» **Job**: Search the material and gather each line with "name" in it.

— Begin Data listing —

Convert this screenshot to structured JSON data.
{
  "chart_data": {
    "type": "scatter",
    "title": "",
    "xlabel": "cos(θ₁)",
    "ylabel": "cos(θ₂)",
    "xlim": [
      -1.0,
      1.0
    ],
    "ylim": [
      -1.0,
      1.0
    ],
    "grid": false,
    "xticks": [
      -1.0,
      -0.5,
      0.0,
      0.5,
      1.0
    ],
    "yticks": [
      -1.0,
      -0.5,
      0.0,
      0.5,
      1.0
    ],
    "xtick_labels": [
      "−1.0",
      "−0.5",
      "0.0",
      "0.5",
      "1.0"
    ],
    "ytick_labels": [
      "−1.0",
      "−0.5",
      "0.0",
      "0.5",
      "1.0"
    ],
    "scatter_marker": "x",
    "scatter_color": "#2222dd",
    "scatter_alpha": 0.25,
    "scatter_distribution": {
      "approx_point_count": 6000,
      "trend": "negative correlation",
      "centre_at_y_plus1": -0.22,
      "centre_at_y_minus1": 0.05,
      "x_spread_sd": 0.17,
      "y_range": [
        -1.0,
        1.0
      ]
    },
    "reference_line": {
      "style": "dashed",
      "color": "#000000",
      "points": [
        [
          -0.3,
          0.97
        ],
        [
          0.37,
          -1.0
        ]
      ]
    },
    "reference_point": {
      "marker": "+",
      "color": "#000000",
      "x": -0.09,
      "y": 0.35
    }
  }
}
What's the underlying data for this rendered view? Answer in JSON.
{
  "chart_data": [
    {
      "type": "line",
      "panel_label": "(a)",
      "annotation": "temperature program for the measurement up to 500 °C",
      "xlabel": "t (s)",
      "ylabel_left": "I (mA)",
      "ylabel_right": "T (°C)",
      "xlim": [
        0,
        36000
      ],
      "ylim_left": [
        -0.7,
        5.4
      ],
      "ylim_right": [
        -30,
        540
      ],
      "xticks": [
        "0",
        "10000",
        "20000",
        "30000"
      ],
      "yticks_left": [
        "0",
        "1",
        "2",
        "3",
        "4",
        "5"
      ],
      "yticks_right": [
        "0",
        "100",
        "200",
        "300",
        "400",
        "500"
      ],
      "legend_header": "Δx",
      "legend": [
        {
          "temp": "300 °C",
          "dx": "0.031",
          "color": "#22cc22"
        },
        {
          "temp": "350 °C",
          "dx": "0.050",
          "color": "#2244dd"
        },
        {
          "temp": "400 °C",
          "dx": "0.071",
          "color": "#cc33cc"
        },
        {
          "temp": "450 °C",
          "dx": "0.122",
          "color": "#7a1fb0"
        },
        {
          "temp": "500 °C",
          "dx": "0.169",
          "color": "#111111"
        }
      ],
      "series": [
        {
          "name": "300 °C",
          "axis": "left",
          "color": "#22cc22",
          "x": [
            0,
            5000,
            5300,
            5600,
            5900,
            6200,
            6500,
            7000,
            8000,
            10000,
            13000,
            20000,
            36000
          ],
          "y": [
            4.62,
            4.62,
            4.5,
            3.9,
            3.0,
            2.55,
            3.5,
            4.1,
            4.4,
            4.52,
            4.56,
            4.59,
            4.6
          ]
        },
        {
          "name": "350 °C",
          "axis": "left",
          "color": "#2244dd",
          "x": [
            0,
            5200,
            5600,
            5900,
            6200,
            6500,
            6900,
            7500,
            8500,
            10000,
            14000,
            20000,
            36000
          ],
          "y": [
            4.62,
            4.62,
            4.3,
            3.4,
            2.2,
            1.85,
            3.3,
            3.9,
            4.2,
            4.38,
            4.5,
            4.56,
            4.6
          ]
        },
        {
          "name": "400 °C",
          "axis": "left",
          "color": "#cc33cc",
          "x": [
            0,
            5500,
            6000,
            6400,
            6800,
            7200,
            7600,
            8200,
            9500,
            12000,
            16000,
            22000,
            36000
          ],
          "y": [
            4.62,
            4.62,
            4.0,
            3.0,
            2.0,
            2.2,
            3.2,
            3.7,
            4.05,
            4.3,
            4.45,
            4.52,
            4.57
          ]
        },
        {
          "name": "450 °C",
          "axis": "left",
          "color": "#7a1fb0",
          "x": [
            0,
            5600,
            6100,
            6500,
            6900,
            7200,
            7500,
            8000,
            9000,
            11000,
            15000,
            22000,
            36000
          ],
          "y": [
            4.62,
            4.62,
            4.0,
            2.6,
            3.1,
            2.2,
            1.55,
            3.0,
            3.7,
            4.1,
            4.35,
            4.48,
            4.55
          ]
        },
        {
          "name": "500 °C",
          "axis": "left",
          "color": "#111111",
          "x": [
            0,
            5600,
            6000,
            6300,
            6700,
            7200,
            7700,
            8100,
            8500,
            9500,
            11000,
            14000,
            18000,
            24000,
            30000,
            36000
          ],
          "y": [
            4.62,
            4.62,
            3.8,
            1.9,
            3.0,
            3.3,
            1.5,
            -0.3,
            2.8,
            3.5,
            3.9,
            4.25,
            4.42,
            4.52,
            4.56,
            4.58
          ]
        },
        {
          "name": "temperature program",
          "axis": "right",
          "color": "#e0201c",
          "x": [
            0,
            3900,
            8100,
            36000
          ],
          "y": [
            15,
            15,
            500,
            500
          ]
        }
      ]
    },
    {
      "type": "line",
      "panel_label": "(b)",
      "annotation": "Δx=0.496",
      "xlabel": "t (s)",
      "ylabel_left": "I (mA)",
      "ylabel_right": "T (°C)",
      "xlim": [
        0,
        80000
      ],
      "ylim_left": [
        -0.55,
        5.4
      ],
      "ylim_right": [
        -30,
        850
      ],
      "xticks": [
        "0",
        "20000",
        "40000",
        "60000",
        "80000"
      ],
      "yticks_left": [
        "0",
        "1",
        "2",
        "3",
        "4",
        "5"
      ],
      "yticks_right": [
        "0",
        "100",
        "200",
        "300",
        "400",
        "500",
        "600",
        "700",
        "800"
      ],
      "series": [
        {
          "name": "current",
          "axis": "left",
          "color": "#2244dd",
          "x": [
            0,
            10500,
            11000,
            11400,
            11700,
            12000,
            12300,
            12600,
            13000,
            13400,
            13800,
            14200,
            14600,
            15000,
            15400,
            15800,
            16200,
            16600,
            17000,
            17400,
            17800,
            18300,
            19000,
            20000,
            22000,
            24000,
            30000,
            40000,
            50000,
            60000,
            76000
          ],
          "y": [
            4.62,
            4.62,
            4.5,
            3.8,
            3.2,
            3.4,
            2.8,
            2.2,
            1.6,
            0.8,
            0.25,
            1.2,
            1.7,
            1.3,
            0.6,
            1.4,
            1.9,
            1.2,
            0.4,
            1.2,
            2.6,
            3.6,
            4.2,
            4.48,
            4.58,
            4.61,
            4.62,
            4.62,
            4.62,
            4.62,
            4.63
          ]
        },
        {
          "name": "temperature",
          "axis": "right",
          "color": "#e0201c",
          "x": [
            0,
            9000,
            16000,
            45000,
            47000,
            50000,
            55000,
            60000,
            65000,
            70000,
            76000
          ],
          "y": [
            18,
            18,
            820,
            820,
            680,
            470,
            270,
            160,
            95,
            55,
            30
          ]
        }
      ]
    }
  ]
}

— End Data listing —

» **Finished task**:
          "name": "300 °C",
          "name": "350 °C",
          "name": "400 °C",
          "name": "450 °C",
          "name": "500 °C",
          "name": "temperature program",
          "name": "current",
          "name": "temperature",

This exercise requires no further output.